··· GIVEN DATA ···

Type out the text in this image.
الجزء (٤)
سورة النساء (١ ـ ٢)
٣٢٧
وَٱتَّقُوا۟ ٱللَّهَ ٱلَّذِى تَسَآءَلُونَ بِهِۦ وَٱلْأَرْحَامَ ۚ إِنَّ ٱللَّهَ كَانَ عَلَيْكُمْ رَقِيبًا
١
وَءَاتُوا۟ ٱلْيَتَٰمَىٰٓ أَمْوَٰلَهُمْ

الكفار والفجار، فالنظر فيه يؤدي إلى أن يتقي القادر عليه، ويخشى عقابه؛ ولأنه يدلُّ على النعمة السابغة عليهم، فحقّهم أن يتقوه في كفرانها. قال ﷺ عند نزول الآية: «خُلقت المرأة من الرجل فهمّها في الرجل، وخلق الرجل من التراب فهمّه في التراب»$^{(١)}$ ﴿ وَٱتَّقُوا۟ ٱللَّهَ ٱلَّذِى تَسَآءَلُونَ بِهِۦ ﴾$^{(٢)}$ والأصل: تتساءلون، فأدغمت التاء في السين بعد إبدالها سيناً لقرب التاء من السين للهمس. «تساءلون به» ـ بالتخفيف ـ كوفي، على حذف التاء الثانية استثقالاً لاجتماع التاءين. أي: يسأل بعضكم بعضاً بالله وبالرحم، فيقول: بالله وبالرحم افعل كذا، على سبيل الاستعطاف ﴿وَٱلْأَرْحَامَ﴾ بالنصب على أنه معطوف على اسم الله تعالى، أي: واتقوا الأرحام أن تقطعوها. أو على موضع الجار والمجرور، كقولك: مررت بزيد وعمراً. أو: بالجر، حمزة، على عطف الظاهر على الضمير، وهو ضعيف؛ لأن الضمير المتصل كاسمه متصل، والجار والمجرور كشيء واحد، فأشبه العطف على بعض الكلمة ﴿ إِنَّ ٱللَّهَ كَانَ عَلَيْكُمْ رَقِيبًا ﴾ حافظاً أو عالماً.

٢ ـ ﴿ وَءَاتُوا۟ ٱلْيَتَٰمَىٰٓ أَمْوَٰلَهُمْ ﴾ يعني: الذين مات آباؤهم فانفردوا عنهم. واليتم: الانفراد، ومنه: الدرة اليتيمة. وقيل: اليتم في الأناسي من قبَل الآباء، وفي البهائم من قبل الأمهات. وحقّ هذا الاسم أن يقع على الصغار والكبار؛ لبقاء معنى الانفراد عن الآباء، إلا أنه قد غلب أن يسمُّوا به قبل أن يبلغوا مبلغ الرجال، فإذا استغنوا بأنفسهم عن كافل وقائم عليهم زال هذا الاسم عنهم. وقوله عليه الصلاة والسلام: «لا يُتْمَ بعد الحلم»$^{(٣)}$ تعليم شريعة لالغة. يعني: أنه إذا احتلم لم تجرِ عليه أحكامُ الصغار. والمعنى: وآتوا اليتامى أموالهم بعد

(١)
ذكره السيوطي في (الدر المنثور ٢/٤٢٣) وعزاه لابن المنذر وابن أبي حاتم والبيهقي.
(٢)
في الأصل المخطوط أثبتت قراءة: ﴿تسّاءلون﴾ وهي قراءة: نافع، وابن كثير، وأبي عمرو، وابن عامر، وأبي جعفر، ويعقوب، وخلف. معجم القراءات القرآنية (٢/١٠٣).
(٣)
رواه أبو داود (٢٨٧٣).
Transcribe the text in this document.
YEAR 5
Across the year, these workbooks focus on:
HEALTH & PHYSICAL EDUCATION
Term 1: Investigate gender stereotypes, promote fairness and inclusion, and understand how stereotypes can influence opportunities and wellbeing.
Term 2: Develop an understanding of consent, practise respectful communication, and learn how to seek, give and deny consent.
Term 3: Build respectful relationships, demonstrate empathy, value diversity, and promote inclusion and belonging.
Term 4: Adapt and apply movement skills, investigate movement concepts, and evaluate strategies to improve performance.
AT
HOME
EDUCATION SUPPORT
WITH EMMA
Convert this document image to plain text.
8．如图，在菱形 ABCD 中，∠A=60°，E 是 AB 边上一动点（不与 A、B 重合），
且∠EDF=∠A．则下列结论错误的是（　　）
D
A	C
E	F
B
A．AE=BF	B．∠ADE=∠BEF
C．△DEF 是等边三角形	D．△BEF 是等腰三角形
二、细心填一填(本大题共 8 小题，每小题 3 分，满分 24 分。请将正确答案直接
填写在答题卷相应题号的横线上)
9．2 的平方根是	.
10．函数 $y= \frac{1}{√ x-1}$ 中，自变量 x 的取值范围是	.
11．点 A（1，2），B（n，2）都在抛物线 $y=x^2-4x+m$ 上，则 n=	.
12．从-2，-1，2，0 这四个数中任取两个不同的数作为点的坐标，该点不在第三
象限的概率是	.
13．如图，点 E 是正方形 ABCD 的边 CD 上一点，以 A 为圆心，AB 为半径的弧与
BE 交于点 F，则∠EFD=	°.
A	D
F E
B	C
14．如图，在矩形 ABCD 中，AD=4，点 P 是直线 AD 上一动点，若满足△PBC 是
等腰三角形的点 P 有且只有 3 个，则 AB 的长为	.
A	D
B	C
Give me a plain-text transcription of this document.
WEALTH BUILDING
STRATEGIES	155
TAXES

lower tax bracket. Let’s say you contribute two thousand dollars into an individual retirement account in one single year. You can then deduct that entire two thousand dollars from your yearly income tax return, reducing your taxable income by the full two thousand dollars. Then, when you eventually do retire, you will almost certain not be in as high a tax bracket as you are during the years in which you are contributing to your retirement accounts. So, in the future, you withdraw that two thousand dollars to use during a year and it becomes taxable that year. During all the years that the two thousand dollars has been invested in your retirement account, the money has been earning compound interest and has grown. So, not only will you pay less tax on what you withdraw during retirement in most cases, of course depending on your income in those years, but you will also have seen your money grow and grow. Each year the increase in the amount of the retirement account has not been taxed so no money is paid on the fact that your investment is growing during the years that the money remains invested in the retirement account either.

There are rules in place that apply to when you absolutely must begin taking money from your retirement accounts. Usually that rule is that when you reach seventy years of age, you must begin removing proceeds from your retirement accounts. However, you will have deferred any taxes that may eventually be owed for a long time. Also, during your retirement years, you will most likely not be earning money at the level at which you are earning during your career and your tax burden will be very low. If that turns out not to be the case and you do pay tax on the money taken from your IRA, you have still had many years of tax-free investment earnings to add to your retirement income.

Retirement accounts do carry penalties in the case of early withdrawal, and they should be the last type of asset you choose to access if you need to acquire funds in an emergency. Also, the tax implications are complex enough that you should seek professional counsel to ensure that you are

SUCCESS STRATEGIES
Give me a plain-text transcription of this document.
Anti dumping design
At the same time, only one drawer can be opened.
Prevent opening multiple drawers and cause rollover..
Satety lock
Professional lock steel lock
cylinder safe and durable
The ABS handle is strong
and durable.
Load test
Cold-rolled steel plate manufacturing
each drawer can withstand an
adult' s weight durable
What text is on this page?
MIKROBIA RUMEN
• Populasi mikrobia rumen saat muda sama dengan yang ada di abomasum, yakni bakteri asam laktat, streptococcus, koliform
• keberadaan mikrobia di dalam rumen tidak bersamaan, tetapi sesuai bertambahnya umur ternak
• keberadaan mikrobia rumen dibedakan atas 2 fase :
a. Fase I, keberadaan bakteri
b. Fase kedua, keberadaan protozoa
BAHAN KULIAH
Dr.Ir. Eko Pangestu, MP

···

PROBLEM TO SOLVE: Check each line above for "text" and return the ones that have it.

CORRECT OUTPUT:
Type out the text in this image.
Transcribe the text in this document.
Convert this document image to plain text.
Give me a plain-text transcription of this document.
Give me a plain-text transcription of this document.
What text is on this page?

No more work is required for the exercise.